• _DATASET ROWS_
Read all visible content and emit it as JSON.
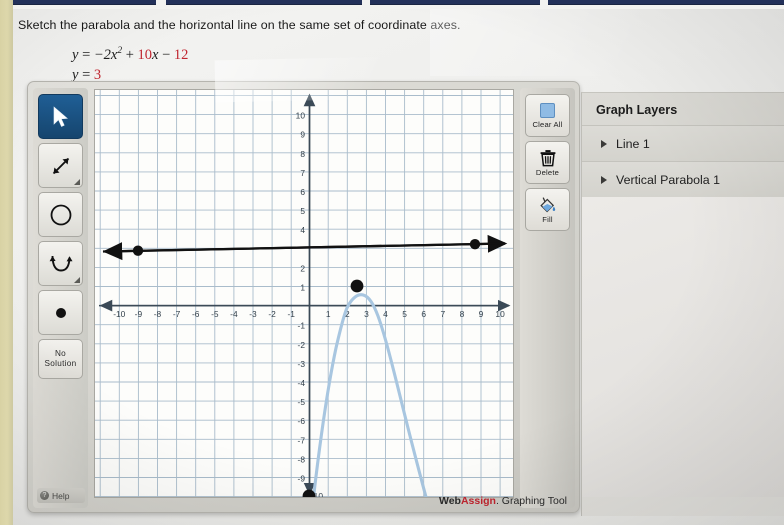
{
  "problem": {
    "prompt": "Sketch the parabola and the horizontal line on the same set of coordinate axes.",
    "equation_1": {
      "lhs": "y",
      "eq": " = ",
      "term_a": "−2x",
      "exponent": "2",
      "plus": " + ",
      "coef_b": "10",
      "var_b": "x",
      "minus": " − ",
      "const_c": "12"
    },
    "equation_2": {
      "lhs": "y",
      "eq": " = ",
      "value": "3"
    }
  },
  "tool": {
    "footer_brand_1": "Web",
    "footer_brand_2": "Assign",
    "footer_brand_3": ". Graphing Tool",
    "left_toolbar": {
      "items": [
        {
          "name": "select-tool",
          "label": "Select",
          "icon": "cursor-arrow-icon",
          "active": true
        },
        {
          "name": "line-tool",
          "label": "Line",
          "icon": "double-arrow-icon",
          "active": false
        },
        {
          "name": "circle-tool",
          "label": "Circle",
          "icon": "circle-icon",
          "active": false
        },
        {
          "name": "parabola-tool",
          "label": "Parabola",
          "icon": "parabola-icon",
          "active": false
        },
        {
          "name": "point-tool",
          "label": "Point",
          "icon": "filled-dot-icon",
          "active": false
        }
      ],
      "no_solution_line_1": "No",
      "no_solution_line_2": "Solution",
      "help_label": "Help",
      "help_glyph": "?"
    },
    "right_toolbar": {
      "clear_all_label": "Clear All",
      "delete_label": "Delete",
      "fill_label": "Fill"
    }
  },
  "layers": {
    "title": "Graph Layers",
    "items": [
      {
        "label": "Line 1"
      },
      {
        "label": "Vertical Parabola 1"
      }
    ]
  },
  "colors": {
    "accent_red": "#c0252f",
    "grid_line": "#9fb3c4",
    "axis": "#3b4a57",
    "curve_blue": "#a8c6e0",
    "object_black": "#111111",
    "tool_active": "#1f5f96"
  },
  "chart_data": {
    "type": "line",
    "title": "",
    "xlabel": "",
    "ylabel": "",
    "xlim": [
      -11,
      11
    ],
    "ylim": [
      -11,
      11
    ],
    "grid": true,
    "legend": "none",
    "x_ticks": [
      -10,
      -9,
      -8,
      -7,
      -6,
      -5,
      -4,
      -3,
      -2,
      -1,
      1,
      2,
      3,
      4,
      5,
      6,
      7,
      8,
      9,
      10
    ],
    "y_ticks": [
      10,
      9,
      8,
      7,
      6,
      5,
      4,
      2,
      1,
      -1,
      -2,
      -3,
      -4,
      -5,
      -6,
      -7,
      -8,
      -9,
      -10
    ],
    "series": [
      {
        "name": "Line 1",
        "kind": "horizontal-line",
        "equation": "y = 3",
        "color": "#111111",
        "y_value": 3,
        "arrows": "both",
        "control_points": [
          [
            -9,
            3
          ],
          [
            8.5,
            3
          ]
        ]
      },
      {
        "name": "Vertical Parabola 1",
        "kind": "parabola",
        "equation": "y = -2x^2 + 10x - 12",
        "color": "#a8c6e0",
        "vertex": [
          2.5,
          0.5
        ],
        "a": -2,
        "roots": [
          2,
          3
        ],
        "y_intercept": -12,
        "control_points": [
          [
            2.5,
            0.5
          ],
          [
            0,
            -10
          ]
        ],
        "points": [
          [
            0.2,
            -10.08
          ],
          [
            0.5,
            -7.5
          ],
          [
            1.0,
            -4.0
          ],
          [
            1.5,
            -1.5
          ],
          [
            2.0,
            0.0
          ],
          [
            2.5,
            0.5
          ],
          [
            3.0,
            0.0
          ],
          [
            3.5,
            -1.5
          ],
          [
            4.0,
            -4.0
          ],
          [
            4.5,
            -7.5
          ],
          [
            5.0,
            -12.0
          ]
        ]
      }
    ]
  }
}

• _TO DO_
Reproduce all of the material exactly, apart from the pictures.

• _PROBLEM SOLUTION_
Read all visible content and emit it as JSON.
{
  "problem": {
    "prompt": "Sketch the parabola and the horizontal line on the same set of coordinate axes.",
    "equation_1": {
      "lhs": "y",
      "eq": " = ",
      "term_a": "−2x",
      "exponent": "2",
      "plus": " + ",
      "coef_b": "10",
      "var_b": "x",
      "minus": " − ",
      "const_c": "12"
    },
    "equation_2": {
      "lhs": "y",
      "eq": " = ",
      "value": "3"
    }
  },
  "tool": {
    "footer_brand_1": "Web",
    "footer_brand_2": "Assign",
    "footer_brand_3": ". Graphing Tool",
    "left_toolbar": {
      "items": [
        {
          "name": "select-tool",
          "label": "Select",
          "icon": "cursor-arrow-icon",
          "active": true
        },
        {
          "name": "line-tool",
          "label": "Line",
          "icon": "double-arrow-icon",
          "active": false
        },
        {
          "name": "circle-tool",
          "label": "Circle",
          "icon": "circle-icon",
          "active": false
        },
        {
          "name": "parabola-tool",
          "label": "Parabola",
          "icon": "parabola-icon",
          "active": false
        },
        {
          "name": "point-tool",
          "label": "Point",
          "icon": "filled-dot-icon",
          "active": false
        }
      ],
      "no_solution_line_1": "No",
      "no_solution_line_2": "Solution",
      "help_label": "Help",
      "help_glyph": "?"
    },
    "right_toolbar": {
      "clear_all_label": "Clear All",
      "delete_label": "Delete",
      "fill_label": "Fill"
    }
  },
  "layers": {
    "title": "Graph Layers",
    "items": [
      {
        "label": "Line 1"
      },
      {
        "label": "Vertical Parabola 1"
      }
    ]
  },
  "colors": {
    "accent_red": "#c0252f",
    "grid_line": "#9fb3c4",
    "axis": "#3b4a57",
    "curve_blue": "#a8c6e0",
    "object_black": "#111111",
    "tool_active": "#1f5f96"
  },
  "chart_data": {
    "type": "line",
    "title": "",
    "xlabel": "",
    "ylabel": "",
    "xlim": [
      -11,
      11
    ],
    "ylim": [
      -11,
      11
    ],
    "grid": true,
    "legend": "none",
    "x_ticks": [
      -10,
      -9,
      -8,
      -7,
      -6,
      -5,
      -4,
      -3,
      -2,
      -1,
      1,
      2,
      3,
      4,
      5,
      6,
      7,
      8,
      9,
      10
    ],
    "y_ticks": [
      10,
      9,
      8,
      7,
      6,
      5,
      4,
      2,
      1,
      -1,
      -2,
      -3,
      -4,
      -5,
      -6,
      -7,
      -8,
      -9,
      -10
    ],
    "series": [
      {
        "name": "Line 1",
        "kind": "horizontal-line",
        "equation": "y = 3",
        "color": "#111111",
        "y_value": 3,
        "arrows": "both",
        "control_points": [
          [
            -9,
            3
          ],
          [
            8.5,
            3
          ]
        ]
      },
      {
        "name": "Vertical Parabola 1",
        "kind": "parabola",
        "equation": "y = -2x^2 + 10x - 12",
        "color": "#a8c6e0",
        "vertex": [
          2.5,
          0.5
        ],
        "a": -2,
        "roots": [
          2,
          3
        ],
        "y_intercept": -12,
        "control_points": [
          [
            2.5,
            0.5
          ],
          [
            0,
            -10
          ]
        ],
        "points": [
          [
            0.2,
            -10.08
          ],
          [
            0.5,
            -7.5
          ],
          [
            1.0,
            -4.0
          ],
          [
            1.5,
            -1.5
          ],
          [
            2.0,
            0.0
          ],
          [
            2.5,
            0.5
          ],
          [
            3.0,
            0.0
          ],
          [
            3.5,
            -1.5
          ],
          [
            4.0,
            -4.0
          ],
          [
            4.5,
            -7.5
          ],
          [
            5.0,
            -12.0
          ]
        ]
      }
    ]
  }
}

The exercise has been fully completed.